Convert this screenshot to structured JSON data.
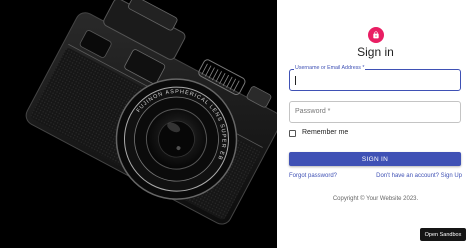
{
  "colors": {
    "primary": "#3f51b5",
    "avatar": "#e91e63",
    "hero_background": "#000000"
  },
  "hero": {
    "lens_text": "FUJINON ASPHERICAL LENS SUPER EBC f=23mm 1:2"
  },
  "login": {
    "avatar_icon": "lock-icon",
    "title": "Sign in",
    "username_label": "Username or Email Address *",
    "password_placeholder": "Password *",
    "remember_label": "Remember me",
    "submit_label": "SIGN IN",
    "forgot_link": "Forgot password?",
    "signup_link": "Don't have an account? Sign Up",
    "copyright": "Copyright © Your Website 2023."
  },
  "sandbox_button": "Open Sandbox"
}
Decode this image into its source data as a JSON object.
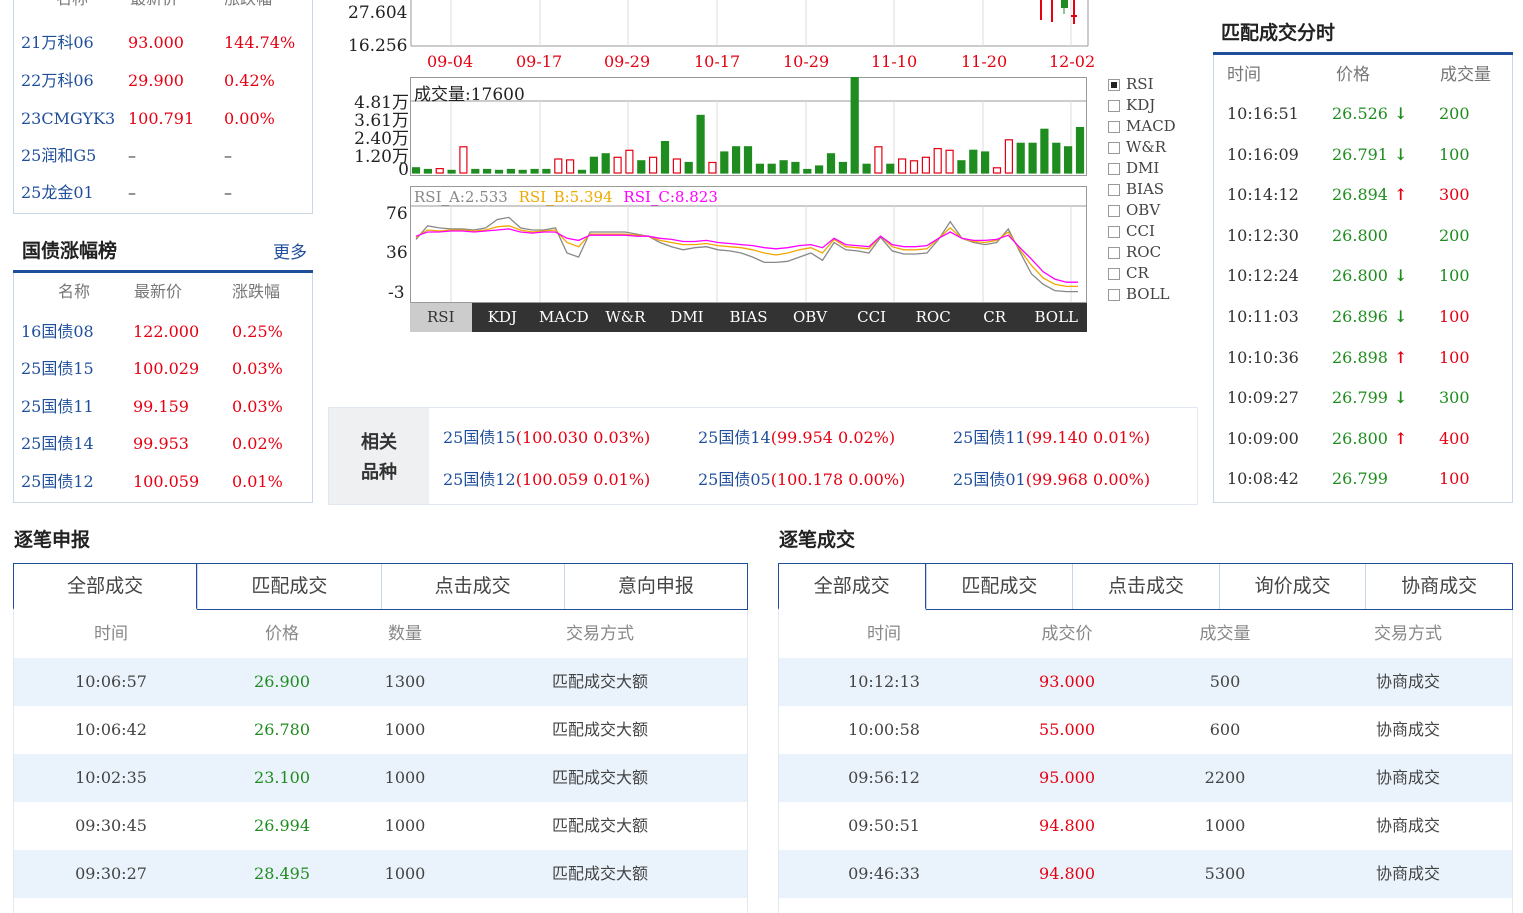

########################################

--- Exercise task ---
Copy out all the data without changing anything, and drop the pictures.

--- Exercise answer ---
Convert this screenshot to structured JSON data.
{
  "colors": {
    "primary": "#3f51b5",
    "avatar": "#e91e63",
    "hero_background": "#000000"
  },
  "hero": {
    "lens_text": "FUJINON ASPHERICAL LENS SUPER EBC f=23mm 1:2"
  },
  "login": {
    "avatar_icon": "lock-icon",
    "title": "Sign in",
    "username_label": "Username or Email Address *",
    "password_placeholder": "Password *",
    "remember_label": "Remember me",
    "submit_label": "SIGN IN",
    "forgot_link": "Forgot password?",
    "signup_link": "Don't have an account? Sign Up",
    "copyright": "Copyright © Your Website 2023."
  },
  "sandbox_button": "Open Sandbox"
}
Decode this image into its source data as a JSON object.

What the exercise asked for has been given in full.